- **Exercise objective**: Reproduce all records verbatim.

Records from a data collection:
________________________________________
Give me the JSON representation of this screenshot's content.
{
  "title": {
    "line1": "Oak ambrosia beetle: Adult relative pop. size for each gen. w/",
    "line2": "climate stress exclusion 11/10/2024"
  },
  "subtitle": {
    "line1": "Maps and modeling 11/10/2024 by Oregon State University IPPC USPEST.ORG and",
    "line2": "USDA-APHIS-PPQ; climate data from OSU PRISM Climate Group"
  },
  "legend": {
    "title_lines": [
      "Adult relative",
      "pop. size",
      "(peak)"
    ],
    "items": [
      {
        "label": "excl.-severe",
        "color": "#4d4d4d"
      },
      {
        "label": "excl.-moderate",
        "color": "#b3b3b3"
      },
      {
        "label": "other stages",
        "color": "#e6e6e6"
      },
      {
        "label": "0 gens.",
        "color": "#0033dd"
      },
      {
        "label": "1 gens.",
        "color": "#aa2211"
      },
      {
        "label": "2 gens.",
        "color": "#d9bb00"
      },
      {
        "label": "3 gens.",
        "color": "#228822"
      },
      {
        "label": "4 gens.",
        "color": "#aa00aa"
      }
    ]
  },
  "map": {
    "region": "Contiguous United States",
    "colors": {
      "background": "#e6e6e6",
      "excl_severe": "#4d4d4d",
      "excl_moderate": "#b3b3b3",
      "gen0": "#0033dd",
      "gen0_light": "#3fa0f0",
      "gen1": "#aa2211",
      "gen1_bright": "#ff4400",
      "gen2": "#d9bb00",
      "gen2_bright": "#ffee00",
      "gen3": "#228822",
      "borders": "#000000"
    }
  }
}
________________________________________
- **Result of this exercise**:
Give me the JSON representation of this screenshot's content.
{
  "title": {
    "line1": "Oak ambrosia beetle: Adult relative pop. size for each gen. w/",
    "line2": "climate stress exclusion 11/10/2024"
  },
  "subtitle": {
    "line1": "Maps and modeling 11/10/2024 by Oregon State University IPPC USPEST.ORG and",
    "line2": "USDA-APHIS-PPQ; climate data from OSU PRISM Climate Group"
  },
  "legend": {
    "title_lines": [
      "Adult relative",
      "pop. size",
      "(peak)"
    ],
    "items": [
      {
        "label": "excl.-severe",
        "color": "#4d4d4d"
      },
      {
        "label": "excl.-moderate",
        "color": "#b3b3b3"
      },
      {
        "label": "other stages",
        "color": "#e6e6e6"
      },
      {
        "label": "0 gens.",
        "color": "#0033dd"
      },
      {
        "label": "1 gens.",
        "color": "#aa2211"
      },
      {
        "label": "2 gens.",
        "color": "#d9bb00"
      },
      {
        "label": "3 gens.",
        "color": "#228822"
      },
      {
        "label": "4 gens.",
        "color": "#aa00aa"
      }
    ]
  },
  "map": {
    "region": "Contiguous United States",
    "colors": {
      "background": "#e6e6e6",
      "excl_severe": "#4d4d4d",
      "excl_moderate": "#b3b3b3",
      "gen0": "#0033dd",
      "gen0_light": "#3fa0f0",
      "gen1": "#aa2211",
      "gen1_bright": "#ff4400",
      "gen2": "#d9bb00",
      "gen2_bright": "#ffee00",
      "gen3": "#228822",
      "borders": "#000000"
    }
  }
}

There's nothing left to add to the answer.